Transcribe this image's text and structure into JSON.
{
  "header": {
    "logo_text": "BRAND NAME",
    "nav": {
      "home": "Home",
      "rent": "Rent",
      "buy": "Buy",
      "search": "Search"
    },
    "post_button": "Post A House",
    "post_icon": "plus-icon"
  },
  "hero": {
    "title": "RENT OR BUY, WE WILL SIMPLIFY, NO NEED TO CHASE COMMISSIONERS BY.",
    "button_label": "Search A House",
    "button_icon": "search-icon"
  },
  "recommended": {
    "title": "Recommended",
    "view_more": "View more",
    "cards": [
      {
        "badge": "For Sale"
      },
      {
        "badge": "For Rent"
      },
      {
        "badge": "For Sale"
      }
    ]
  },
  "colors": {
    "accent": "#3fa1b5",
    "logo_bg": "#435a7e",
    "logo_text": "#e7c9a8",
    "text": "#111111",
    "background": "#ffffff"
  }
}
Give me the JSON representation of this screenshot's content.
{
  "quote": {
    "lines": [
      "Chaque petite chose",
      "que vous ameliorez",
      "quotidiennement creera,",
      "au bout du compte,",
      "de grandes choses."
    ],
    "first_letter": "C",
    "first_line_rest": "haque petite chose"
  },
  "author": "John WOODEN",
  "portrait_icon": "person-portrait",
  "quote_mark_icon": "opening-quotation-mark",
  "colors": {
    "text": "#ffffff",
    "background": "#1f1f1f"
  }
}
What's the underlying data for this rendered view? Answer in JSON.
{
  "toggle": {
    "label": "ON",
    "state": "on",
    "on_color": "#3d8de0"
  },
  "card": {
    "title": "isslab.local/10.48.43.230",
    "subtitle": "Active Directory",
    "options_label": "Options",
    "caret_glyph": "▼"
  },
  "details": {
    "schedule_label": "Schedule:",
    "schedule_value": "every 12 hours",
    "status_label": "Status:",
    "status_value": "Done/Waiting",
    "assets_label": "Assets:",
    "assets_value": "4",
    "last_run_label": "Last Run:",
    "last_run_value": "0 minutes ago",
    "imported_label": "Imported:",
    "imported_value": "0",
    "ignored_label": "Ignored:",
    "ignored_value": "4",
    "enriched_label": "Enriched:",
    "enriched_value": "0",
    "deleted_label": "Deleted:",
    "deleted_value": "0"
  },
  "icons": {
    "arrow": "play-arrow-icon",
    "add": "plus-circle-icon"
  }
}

━━━━━━━━━━

#### Brief:
List all lines holding the string "plus".

#### Expected answer:
    "post_icon": "plus-icon"
    "add": "plus-circle-icon"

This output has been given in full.